● **TEXTO FORNECIDO**:
▽

27 de outubro
A Justiça de Goiás reconheceu a multiparentalidade no caso dos dois bebês trocados em uma maternidade na Região Metropolitana de Goiânia em 2021 e determinou que ambos passem a registrar os quatro pais – biológicos e socioafetivos – em suas certidões de nascimento. A decisão também estabeleceu um regime de convivência compartilhada entre as duas famílias, com alternância semanal e mensal para garantir participação conjunta na criação das crianças, hoje com quatro anos.
A troca ocorreu dentro do berçário após o parto, quando, por causa da pandemia, os pais não puderam acompanhar o procedimento. A suspeita surgiu anos depois, após um casal realizar exame de DNA durante processo de separação. A contraprova revelou incompatibilidade de filiação, o que levou os dois casais a refazer os testes, confirmando que cada família criava o filho biológico da outra.

△

● **DADOS FORNECIDOS**:
▽

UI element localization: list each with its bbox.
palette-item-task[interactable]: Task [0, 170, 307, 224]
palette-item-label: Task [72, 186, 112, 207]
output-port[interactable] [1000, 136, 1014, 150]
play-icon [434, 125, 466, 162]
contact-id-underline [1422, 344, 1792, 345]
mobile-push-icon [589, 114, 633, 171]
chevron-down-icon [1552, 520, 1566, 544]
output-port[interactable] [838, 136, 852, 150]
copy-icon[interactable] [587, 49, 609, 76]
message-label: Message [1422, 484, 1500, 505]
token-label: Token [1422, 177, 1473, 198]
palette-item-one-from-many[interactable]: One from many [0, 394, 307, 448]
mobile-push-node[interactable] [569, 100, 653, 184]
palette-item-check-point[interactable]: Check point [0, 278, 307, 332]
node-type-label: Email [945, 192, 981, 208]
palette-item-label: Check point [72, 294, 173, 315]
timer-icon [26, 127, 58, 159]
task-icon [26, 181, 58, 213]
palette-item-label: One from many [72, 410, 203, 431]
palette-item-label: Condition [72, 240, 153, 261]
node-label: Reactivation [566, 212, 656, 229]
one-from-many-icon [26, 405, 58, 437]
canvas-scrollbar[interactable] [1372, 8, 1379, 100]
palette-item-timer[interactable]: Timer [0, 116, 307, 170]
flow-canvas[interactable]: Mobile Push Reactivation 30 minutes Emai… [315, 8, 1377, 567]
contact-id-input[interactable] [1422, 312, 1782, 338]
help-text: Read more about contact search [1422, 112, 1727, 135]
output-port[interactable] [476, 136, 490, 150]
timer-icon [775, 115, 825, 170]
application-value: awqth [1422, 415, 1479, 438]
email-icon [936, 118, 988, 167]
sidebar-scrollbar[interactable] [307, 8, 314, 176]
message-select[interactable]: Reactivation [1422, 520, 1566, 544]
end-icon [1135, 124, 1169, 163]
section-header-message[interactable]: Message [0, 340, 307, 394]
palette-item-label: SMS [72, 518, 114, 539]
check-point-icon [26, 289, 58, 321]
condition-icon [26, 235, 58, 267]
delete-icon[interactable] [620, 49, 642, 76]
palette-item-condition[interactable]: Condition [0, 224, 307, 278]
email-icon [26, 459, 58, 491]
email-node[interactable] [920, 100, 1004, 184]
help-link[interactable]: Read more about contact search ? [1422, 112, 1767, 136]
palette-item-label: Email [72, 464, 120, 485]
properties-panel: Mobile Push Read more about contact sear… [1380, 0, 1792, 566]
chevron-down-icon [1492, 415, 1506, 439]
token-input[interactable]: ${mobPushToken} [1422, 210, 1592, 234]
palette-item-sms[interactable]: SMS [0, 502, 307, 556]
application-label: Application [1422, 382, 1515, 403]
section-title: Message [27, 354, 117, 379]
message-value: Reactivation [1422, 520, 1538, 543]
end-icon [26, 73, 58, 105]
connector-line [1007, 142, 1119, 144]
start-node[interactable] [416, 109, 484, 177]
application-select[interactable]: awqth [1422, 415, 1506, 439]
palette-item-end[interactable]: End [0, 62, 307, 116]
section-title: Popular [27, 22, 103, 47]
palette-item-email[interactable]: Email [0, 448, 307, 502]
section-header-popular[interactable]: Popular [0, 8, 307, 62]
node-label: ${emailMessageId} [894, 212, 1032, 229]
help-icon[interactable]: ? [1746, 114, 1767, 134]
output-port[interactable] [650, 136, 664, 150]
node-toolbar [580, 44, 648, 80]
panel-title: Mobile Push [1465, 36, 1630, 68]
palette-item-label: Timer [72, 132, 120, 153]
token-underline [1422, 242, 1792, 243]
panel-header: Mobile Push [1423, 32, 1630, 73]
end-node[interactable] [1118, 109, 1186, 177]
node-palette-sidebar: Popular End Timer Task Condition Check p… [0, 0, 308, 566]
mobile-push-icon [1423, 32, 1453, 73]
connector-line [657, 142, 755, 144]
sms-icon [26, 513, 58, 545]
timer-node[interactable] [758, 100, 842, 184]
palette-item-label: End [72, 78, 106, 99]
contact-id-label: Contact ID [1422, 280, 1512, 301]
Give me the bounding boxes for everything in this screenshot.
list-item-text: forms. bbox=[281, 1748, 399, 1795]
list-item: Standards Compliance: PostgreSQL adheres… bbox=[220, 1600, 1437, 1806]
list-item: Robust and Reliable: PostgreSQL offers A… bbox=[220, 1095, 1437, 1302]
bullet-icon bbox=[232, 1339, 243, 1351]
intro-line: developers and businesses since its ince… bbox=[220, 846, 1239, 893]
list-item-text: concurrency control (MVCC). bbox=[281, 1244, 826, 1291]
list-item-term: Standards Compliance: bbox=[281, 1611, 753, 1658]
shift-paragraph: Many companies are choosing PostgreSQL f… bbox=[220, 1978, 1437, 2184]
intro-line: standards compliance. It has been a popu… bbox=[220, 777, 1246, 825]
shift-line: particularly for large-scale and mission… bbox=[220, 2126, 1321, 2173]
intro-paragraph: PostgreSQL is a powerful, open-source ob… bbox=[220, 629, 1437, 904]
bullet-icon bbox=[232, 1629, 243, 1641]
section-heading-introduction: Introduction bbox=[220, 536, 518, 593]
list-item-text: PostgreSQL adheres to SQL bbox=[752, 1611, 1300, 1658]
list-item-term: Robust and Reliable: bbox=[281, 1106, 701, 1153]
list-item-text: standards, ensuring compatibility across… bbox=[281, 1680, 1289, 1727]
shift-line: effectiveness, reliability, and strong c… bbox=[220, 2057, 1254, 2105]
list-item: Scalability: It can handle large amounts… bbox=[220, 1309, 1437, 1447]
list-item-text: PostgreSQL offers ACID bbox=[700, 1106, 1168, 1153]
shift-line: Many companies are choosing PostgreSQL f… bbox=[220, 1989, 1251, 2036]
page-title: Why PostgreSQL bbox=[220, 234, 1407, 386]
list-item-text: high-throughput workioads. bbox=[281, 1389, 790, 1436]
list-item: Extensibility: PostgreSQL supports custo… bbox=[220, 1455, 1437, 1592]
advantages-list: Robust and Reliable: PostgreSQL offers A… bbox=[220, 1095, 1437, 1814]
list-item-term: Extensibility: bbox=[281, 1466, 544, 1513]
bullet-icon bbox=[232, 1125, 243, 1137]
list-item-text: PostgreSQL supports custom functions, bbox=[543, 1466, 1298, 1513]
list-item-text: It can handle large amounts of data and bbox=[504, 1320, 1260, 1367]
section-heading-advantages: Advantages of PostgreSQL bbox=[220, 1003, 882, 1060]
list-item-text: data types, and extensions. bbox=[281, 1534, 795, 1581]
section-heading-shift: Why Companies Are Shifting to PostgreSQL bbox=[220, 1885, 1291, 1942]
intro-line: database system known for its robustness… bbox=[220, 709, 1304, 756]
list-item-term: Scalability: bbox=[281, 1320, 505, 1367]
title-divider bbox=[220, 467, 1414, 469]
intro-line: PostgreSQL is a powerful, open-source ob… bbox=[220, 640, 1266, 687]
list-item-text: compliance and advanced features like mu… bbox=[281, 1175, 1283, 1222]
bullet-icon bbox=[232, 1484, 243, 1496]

△

● **O QUE SE PEDE**:
• A. Segundo o texto sobre a troca de bebês em Goiás, como surgiu a suspeita de que as crianças haviam sido trocadas?
• B. Dê continuidade ao texto sobre a troca de bebês em Goiás, partindo do ponto em que ele termina.

● **RESPOSTAS POR ITEM**:
• A. A suspeita surgiu anos depois, quando um casal fez exame de DNA durante um processo de separação.

• B.
Após a confirmação e a devolução das crianças às famílias de origem, a Justiça optou por manter o vínculo jurídico com ambos os casais para preservar os laços afetivos formados desde o nascimento e garantir o direito de convivência com as famílias biológicas. O inquérito policial concluiu que a troca ocorreu dentro do berçário da maternidade, que segue sob investigação.